## Exercise requirements
Find the string "samples" in the material. Copy every line that has it.

■ ■ ■ ■ ■ ■ ■

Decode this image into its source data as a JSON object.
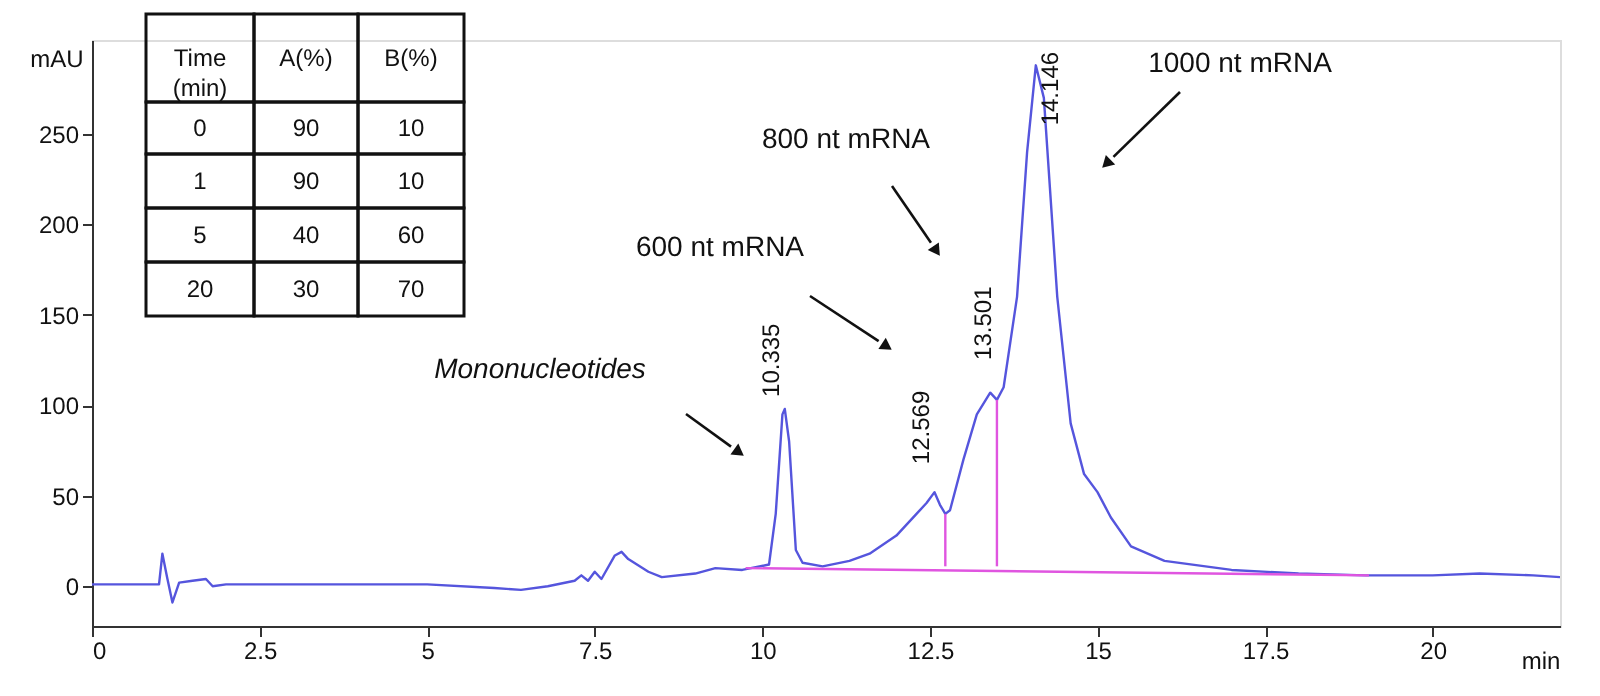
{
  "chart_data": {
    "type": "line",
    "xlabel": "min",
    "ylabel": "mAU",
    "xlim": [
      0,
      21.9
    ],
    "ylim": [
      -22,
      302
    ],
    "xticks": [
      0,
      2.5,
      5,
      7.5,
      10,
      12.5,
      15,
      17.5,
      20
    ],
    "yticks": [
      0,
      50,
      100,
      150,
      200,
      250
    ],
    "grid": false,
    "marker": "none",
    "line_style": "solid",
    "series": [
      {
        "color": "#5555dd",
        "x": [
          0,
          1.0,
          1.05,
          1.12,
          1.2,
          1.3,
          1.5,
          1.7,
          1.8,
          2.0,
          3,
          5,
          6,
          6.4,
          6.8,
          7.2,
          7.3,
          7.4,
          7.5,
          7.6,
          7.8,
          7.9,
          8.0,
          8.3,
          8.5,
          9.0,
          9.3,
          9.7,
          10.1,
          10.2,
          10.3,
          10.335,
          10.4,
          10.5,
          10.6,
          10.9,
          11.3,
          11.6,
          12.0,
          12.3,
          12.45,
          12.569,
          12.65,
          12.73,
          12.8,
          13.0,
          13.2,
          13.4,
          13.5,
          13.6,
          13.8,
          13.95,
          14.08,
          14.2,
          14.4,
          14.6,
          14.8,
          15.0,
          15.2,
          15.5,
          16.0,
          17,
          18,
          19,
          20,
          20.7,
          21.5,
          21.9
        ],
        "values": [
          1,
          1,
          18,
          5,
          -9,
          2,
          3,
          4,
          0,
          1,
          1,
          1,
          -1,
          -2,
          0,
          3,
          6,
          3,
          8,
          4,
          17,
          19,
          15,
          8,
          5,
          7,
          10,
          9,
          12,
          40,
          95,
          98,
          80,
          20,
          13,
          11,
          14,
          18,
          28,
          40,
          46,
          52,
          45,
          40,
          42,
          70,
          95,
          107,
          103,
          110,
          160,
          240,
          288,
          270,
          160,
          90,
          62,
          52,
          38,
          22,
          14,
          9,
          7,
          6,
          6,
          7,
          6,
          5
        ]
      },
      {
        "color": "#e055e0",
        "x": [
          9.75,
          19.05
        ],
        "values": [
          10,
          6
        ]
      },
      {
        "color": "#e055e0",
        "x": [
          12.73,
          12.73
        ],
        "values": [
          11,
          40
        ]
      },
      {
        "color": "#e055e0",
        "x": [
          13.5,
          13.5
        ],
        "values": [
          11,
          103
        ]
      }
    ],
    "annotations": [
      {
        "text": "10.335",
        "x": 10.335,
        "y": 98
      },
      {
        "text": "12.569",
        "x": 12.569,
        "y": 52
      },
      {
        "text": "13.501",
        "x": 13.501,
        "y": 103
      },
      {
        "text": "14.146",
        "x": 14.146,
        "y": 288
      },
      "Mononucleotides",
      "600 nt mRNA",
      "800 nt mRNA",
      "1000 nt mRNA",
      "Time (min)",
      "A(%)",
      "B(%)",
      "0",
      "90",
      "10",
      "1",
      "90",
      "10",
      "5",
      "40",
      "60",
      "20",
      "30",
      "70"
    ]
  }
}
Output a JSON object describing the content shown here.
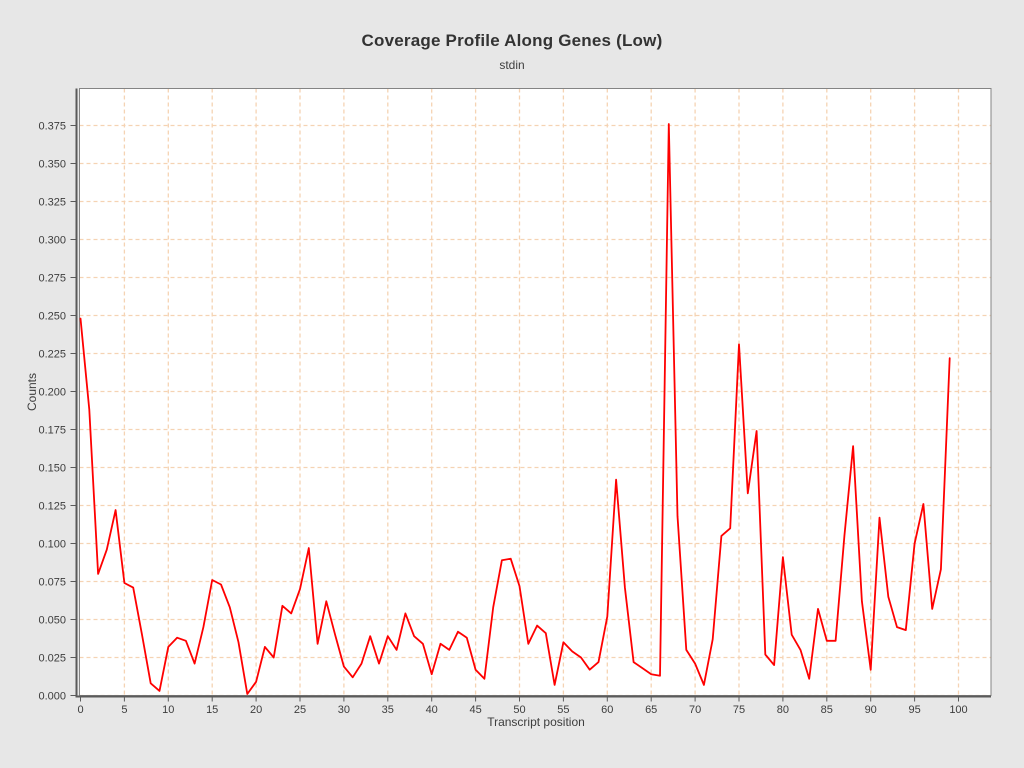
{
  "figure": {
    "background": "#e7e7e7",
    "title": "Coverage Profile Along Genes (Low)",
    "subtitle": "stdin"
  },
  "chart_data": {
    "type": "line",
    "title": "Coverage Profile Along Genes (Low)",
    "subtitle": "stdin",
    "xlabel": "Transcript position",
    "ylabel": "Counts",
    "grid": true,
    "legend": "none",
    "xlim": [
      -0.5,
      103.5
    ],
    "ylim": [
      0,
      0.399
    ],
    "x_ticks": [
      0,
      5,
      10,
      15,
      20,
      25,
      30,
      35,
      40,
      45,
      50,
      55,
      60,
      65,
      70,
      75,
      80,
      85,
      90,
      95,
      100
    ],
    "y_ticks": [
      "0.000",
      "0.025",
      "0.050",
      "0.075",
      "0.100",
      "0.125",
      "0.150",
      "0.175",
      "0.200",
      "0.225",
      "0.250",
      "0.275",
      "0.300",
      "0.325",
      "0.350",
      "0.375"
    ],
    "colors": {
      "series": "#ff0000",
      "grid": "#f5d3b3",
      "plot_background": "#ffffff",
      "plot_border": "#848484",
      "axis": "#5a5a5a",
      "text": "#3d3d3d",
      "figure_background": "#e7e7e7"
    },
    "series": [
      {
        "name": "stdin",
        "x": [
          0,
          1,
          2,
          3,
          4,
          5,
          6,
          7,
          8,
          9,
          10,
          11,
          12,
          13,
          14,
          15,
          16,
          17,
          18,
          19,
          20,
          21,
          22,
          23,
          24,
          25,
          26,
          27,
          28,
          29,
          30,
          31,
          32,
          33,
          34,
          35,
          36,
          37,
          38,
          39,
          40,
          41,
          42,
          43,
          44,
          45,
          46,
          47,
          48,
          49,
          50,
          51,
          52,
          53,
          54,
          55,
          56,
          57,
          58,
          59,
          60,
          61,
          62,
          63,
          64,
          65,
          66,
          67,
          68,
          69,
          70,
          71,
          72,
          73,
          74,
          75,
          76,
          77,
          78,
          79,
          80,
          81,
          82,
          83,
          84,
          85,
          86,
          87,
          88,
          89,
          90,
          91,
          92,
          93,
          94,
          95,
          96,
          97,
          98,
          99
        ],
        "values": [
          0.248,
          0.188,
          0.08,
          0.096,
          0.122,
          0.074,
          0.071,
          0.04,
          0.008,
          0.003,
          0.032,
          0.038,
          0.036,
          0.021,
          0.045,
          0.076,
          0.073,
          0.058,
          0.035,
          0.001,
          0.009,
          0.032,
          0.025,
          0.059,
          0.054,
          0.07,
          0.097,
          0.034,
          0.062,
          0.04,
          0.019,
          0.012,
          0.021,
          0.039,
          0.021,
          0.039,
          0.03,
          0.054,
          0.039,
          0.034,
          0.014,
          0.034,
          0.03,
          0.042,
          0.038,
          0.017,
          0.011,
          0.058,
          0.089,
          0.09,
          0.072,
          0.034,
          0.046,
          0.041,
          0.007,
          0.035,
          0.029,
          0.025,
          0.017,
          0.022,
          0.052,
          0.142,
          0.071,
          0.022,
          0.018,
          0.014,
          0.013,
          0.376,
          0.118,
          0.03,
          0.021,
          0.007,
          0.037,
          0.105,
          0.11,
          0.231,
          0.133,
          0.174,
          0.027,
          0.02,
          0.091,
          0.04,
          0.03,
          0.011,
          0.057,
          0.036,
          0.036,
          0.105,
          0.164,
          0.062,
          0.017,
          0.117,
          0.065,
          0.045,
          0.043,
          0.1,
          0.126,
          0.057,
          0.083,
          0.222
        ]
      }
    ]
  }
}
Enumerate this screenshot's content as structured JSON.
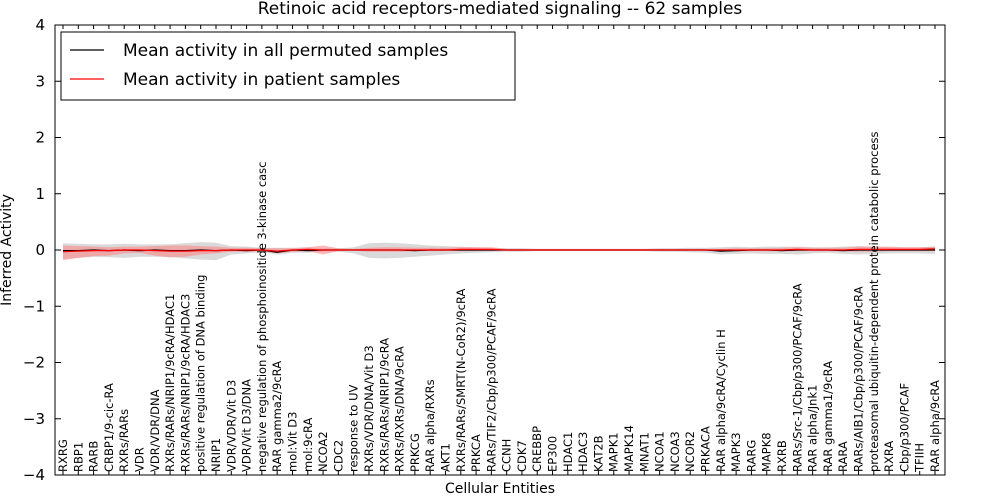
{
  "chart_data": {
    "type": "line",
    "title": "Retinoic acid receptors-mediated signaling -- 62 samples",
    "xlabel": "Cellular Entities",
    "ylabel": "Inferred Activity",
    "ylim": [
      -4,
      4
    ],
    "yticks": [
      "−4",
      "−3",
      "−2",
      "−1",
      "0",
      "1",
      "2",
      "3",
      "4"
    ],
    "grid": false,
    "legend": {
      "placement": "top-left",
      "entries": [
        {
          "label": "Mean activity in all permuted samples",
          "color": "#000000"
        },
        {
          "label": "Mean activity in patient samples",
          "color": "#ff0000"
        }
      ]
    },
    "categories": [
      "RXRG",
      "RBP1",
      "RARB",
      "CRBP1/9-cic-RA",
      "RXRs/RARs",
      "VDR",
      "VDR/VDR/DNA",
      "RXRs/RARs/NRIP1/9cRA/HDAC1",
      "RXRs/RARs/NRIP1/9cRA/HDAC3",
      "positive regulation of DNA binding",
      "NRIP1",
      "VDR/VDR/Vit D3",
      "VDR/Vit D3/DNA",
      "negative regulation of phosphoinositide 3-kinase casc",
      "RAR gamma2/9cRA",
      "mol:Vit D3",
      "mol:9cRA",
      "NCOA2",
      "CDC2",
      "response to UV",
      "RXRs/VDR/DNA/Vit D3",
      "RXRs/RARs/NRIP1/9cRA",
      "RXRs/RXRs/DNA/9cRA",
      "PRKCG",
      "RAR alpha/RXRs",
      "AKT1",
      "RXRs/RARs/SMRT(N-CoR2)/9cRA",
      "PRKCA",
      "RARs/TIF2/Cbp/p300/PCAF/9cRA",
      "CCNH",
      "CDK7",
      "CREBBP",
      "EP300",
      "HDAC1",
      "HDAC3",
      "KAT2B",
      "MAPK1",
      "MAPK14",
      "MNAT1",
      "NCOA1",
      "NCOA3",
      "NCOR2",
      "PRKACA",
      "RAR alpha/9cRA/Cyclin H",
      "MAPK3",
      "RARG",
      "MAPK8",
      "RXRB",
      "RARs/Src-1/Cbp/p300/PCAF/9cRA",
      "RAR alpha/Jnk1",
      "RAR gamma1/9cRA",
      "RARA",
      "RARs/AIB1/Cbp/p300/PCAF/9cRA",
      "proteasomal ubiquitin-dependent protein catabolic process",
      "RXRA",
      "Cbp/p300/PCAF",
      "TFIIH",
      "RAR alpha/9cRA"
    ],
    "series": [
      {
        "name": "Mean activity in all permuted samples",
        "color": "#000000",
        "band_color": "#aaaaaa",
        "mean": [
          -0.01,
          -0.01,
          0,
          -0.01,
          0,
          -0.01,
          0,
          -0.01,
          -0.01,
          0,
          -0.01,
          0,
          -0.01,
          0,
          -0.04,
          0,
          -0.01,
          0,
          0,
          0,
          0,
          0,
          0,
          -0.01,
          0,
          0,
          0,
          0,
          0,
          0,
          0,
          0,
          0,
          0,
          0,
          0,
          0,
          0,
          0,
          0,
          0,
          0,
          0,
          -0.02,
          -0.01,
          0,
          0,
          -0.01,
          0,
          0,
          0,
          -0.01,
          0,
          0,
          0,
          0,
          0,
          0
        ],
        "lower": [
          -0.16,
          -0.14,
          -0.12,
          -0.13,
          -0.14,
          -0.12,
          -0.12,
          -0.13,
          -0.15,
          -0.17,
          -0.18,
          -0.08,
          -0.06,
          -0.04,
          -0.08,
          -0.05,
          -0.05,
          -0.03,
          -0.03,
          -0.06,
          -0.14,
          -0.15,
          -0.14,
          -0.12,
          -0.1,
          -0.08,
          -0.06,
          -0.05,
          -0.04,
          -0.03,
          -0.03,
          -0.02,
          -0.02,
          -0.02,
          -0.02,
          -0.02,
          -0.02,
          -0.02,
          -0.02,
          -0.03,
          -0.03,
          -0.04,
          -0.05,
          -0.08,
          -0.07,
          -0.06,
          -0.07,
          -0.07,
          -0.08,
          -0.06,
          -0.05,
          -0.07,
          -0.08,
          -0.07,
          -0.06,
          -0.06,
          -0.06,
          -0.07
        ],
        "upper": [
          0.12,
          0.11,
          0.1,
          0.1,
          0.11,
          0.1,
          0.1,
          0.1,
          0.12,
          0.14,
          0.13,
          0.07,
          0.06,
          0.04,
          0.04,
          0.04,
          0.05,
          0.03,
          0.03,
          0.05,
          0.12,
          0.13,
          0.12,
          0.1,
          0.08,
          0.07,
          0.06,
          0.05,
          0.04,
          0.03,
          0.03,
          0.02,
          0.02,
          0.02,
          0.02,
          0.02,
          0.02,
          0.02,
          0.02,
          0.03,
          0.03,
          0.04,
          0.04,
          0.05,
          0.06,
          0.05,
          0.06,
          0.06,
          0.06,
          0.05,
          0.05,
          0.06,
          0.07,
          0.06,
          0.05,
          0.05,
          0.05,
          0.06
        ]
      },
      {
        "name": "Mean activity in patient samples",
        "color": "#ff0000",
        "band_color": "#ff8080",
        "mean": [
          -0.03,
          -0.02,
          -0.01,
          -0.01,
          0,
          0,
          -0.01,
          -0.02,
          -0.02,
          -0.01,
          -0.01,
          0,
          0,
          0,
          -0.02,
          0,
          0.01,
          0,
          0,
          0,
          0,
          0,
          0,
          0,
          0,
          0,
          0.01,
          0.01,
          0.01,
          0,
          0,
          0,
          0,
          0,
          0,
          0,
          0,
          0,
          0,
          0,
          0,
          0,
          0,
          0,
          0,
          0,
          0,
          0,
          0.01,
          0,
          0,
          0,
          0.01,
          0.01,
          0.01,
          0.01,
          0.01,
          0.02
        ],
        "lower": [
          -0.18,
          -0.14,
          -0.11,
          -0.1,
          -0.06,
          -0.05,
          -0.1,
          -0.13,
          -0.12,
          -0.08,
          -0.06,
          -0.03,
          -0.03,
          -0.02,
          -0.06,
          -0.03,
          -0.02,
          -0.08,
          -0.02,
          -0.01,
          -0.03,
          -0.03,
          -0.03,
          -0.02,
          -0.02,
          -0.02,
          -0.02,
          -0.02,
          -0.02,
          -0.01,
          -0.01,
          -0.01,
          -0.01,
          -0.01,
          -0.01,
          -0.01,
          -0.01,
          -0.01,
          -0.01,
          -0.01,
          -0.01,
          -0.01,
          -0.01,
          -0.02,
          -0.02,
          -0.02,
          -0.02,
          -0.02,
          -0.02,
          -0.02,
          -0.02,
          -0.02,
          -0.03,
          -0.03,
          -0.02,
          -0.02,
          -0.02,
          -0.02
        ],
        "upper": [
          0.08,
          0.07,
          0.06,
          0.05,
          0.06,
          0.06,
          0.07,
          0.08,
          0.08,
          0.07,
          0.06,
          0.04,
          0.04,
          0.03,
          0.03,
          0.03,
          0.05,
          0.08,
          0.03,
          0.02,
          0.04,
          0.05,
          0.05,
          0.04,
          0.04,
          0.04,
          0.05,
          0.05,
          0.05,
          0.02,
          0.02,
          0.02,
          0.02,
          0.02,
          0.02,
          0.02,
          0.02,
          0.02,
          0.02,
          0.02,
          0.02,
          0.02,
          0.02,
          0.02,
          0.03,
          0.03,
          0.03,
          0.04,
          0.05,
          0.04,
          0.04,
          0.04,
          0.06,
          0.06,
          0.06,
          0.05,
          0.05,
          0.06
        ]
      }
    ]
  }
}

■ ■ ■ ■ ■ ■ ■

## Result of the task
    "title": "Retinoic acid receptors-mediated signaling -- 62 samples",
          "label": "Mean activity in all permuted samples",
          "label": "Mean activity in patient samples",
        "name": "Mean activity in all permuted samples",
        "name": "Mean activity in patient samples",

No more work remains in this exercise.